§ **YOUR GOAL**
Retype the following lines without any alteration.

Dataset rows
• • • • •
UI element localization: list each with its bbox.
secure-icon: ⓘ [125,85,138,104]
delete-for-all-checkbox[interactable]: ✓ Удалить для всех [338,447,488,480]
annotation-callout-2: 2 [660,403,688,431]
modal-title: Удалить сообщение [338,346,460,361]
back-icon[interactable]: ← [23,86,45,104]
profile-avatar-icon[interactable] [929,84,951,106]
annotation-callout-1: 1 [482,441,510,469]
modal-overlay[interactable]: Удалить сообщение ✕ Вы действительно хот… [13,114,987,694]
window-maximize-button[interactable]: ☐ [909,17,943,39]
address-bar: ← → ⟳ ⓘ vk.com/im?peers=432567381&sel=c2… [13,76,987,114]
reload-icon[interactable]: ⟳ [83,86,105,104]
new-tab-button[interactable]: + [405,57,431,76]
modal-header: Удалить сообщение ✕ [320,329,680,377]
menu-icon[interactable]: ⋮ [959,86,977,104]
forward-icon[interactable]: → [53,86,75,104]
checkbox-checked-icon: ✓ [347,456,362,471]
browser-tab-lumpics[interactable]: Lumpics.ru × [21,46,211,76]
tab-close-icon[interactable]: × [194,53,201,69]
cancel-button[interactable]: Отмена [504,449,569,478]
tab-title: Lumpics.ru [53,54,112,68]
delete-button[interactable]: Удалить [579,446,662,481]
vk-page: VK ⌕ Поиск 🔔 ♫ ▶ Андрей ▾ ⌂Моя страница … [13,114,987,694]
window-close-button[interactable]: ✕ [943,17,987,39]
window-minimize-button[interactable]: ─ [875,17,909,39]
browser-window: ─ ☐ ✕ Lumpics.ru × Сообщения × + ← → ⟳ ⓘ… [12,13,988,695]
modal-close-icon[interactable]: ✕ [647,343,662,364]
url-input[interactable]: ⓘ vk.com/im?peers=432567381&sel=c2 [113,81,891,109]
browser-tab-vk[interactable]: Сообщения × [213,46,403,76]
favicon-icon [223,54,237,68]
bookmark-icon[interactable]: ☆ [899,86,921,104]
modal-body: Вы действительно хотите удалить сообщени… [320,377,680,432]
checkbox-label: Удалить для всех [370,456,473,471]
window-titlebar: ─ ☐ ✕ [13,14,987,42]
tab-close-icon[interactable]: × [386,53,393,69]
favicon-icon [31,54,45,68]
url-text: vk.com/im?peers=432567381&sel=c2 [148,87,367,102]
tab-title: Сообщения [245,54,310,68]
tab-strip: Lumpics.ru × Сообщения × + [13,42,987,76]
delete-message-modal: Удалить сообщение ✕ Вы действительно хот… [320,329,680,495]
• • • • •
§ **RESPONSE**
UI element localization: list each with its bbox.
secure-icon: ⓘ [125,85,138,104]
delete-for-all-checkbox[interactable]: ✓ Удалить для всех [338,447,488,480]
annotation-callout-2: 2 [660,403,688,431]
modal-title: Удалить сообщение [338,346,460,361]
back-icon[interactable]: ← [23,86,45,104]
profile-avatar-icon[interactable] [929,84,951,106]
annotation-callout-1: 1 [482,441,510,469]
modal-overlay[interactable]: Удалить сообщение ✕ Вы действительно хот… [13,114,987,694]
window-maximize-button[interactable]: ☐ [909,17,943,39]
address-bar: ← → ⟳ ⓘ vk.com/im?peers=432567381&sel=c2… [13,76,987,114]
reload-icon[interactable]: ⟳ [83,86,105,104]
new-tab-button[interactable]: + [405,57,431,76]
modal-header: Удалить сообщение ✕ [320,329,680,377]
menu-icon[interactable]: ⋮ [959,86,977,104]
forward-icon[interactable]: → [53,86,75,104]
checkbox-checked-icon: ✓ [347,456,362,471]
browser-tab-lumpics[interactable]: Lumpics.ru × [21,46,211,76]
tab-close-icon[interactable]: × [194,53,201,69]
cancel-button[interactable]: Отмена [504,449,569,478]
tab-title: Lumpics.ru [53,54,112,68]
delete-button[interactable]: Удалить [579,446,662,481]
vk-page: VK ⌕ Поиск 🔔 ♫ ▶ Андрей ▾ ⌂Моя страница … [13,114,987,694]
window-close-button[interactable]: ✕ [943,17,987,39]
window-minimize-button[interactable]: ─ [875,17,909,39]
browser-window: ─ ☐ ✕ Lumpics.ru × Сообщения × + ← → ⟳ ⓘ… [12,13,988,695]
modal-close-icon[interactable]: ✕ [647,343,662,364]
url-input[interactable]: ⓘ vk.com/im?peers=432567381&sel=c2 [113,81,891,109]
browser-tab-vk[interactable]: Сообщения × [213,46,403,76]
favicon-icon [223,54,237,68]
bookmark-icon[interactable]: ☆ [899,86,921,104]
modal-body: Вы действительно хотите удалить сообщени… [320,377,680,432]
checkbox-label: Удалить для всех [370,456,473,471]
window-titlebar: ─ ☐ ✕ [13,14,987,42]
tab-close-icon[interactable]: × [386,53,393,69]
favicon-icon [31,54,45,68]
url-text: vk.com/im?peers=432567381&sel=c2 [148,87,367,102]
tab-title: Сообщения [245,54,310,68]
tab-strip: Lumpics.ru × Сообщения × + [13,42,987,76]
delete-message-modal: Удалить сообщение ✕ Вы действительно хот… [320,329,680,495]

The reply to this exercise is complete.